Return the lines below that carry the word "also".
— START Records for this exercise —
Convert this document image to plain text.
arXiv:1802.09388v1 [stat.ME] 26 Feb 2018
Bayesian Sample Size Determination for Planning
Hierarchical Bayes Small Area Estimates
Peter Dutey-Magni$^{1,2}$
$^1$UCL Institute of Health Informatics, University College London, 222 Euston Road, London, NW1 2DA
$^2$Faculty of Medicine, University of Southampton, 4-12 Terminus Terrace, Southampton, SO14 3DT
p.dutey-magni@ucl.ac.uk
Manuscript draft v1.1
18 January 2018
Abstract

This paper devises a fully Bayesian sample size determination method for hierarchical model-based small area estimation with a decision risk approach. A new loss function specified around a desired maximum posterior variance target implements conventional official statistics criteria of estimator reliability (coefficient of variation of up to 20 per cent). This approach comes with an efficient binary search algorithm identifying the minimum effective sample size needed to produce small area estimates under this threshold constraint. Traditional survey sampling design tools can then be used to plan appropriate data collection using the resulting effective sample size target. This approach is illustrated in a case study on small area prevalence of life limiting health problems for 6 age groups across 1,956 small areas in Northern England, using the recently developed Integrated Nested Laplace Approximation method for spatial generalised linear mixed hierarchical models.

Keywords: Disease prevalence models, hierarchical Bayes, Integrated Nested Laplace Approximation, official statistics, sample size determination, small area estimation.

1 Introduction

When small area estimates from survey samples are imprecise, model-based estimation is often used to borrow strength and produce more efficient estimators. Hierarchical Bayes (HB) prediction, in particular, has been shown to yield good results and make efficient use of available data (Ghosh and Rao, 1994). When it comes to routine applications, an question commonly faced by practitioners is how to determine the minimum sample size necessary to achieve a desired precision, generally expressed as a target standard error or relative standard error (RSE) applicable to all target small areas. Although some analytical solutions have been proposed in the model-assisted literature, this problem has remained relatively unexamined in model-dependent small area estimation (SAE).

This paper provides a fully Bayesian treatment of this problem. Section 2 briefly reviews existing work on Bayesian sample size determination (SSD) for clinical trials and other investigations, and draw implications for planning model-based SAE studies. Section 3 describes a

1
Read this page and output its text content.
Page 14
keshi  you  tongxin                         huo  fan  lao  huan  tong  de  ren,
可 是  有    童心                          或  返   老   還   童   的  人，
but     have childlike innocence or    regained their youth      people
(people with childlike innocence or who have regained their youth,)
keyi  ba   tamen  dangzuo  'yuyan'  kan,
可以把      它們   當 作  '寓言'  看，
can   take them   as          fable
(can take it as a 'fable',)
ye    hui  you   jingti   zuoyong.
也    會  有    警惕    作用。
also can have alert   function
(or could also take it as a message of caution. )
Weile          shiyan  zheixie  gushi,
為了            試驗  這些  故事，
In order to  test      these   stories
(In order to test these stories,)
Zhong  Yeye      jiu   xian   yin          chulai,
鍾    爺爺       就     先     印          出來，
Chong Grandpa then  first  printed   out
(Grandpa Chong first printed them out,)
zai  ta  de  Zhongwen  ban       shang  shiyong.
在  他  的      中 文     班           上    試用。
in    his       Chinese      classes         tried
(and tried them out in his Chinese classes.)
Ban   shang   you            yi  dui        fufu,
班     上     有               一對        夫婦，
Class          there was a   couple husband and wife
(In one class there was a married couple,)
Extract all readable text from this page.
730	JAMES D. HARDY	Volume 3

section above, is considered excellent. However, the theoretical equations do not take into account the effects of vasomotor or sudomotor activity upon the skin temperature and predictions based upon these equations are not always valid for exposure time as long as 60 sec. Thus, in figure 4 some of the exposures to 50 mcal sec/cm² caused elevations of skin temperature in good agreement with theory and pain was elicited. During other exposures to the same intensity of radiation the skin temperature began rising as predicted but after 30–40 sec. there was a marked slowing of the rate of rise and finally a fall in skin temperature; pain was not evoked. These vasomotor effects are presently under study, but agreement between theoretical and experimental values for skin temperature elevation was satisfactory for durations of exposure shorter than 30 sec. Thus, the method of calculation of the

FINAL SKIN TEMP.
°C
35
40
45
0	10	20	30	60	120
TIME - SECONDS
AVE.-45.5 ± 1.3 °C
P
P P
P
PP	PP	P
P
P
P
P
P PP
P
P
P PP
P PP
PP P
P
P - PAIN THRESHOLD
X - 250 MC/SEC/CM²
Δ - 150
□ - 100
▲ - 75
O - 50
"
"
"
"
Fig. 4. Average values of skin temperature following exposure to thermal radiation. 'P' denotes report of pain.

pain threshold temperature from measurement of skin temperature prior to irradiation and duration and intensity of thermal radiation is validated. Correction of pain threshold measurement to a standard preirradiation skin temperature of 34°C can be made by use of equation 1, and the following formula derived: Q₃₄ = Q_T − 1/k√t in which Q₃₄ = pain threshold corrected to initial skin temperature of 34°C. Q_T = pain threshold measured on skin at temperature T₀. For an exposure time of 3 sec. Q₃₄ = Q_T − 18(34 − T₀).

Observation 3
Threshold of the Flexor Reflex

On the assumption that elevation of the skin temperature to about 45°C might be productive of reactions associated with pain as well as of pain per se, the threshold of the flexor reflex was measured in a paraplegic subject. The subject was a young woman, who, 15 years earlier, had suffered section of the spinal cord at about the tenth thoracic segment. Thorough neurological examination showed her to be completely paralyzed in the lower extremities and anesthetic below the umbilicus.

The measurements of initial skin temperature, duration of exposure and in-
— END Records for this exercise —
— START Records for this exercise —
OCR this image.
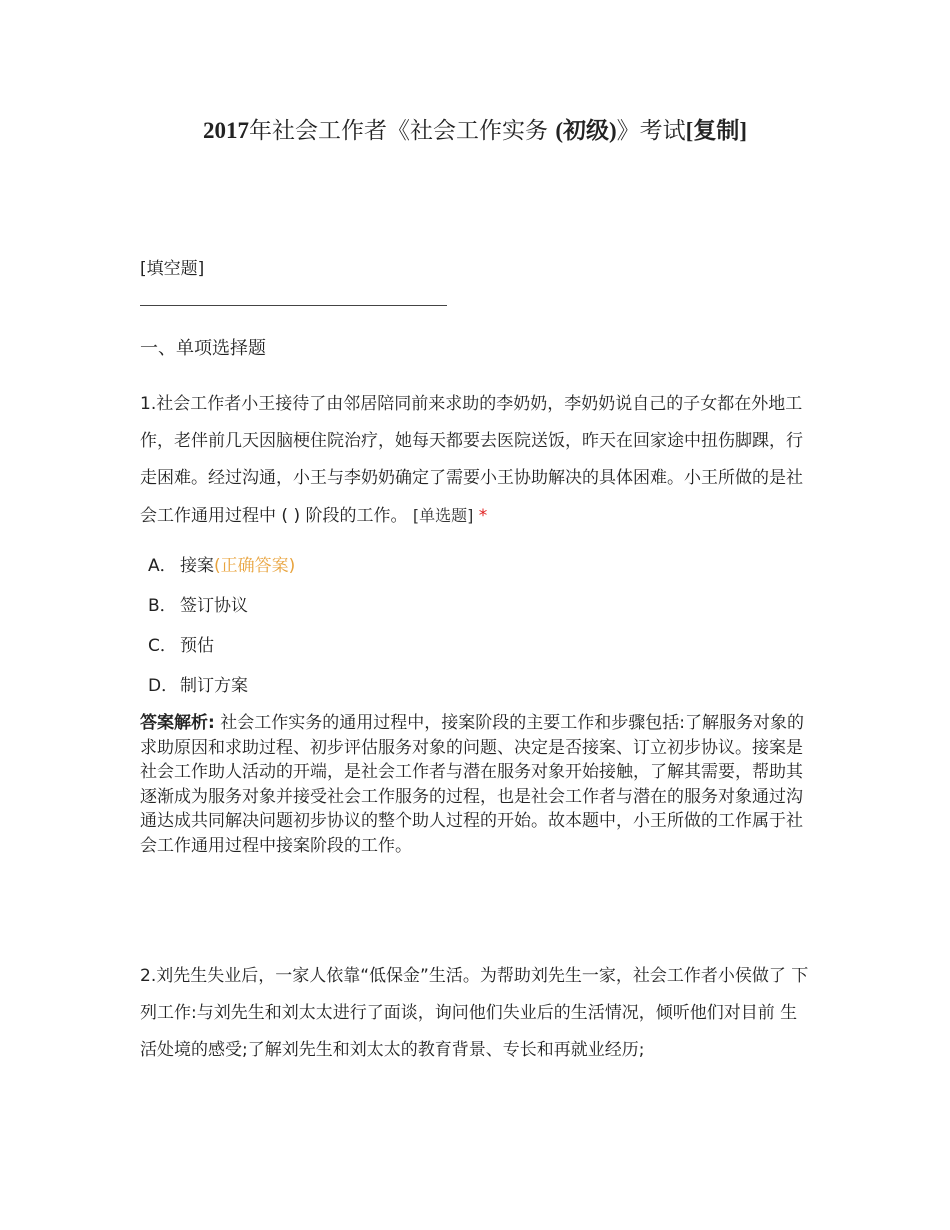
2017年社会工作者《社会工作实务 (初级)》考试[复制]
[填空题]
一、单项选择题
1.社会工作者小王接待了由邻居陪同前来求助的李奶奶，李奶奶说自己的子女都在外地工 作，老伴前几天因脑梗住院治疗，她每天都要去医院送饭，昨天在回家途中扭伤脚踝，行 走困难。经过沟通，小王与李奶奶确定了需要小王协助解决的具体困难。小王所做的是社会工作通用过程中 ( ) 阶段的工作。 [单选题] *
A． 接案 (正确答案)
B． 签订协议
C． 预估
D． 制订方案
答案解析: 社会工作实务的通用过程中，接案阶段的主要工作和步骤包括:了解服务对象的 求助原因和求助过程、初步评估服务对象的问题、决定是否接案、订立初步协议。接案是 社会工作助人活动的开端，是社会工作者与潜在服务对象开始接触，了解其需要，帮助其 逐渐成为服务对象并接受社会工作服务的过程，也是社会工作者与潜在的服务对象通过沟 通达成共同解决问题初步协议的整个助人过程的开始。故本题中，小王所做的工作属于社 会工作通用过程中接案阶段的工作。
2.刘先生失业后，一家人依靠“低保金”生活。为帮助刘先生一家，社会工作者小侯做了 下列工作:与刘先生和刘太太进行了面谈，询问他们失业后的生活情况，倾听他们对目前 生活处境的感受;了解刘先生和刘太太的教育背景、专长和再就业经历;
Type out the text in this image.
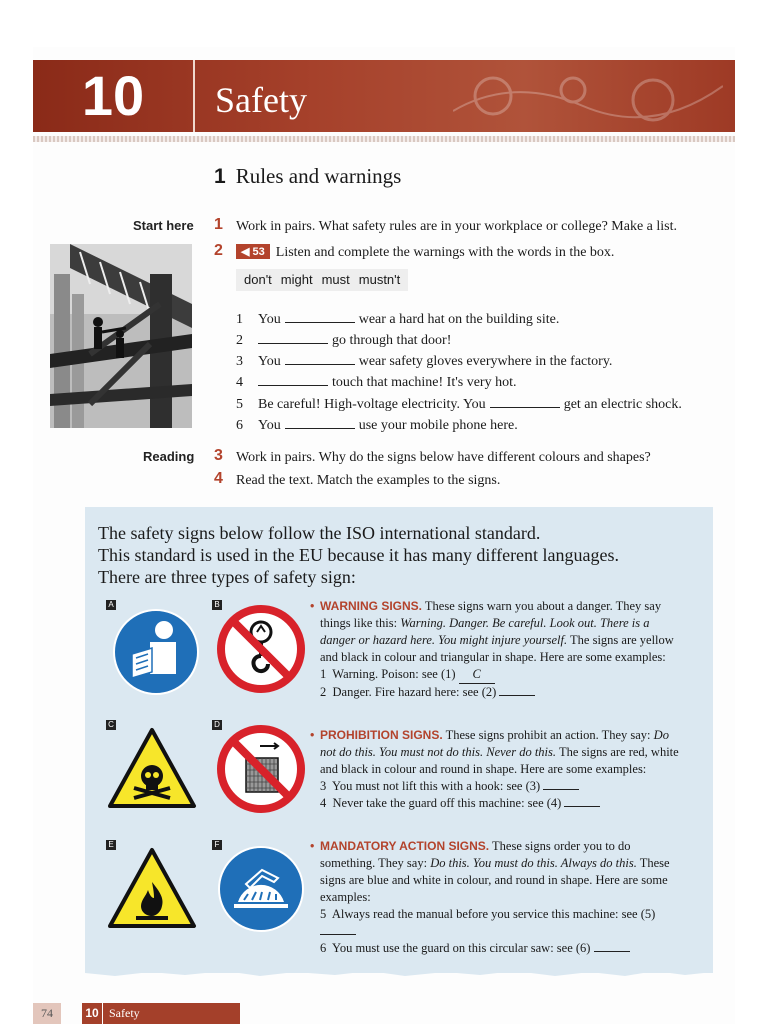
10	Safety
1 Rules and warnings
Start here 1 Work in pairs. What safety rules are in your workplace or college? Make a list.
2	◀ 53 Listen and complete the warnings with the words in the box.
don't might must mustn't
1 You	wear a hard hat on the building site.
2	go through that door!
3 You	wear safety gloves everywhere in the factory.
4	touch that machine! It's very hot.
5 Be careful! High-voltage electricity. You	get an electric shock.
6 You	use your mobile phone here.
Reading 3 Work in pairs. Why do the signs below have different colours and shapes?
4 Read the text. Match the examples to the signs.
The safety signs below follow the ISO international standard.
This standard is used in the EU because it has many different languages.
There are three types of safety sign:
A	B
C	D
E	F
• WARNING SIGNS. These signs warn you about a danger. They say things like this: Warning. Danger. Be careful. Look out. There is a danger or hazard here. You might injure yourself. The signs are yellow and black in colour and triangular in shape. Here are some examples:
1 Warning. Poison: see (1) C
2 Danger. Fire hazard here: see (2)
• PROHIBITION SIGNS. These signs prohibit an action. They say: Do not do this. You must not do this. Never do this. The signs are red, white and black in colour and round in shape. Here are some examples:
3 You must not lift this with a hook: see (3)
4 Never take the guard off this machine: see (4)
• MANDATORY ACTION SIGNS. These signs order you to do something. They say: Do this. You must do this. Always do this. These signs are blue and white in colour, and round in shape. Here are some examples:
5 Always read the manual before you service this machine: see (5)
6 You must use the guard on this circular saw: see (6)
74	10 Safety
— END Records for this exercise —
## Full response
also can have alert   function
(or could also take it as a message of caution. )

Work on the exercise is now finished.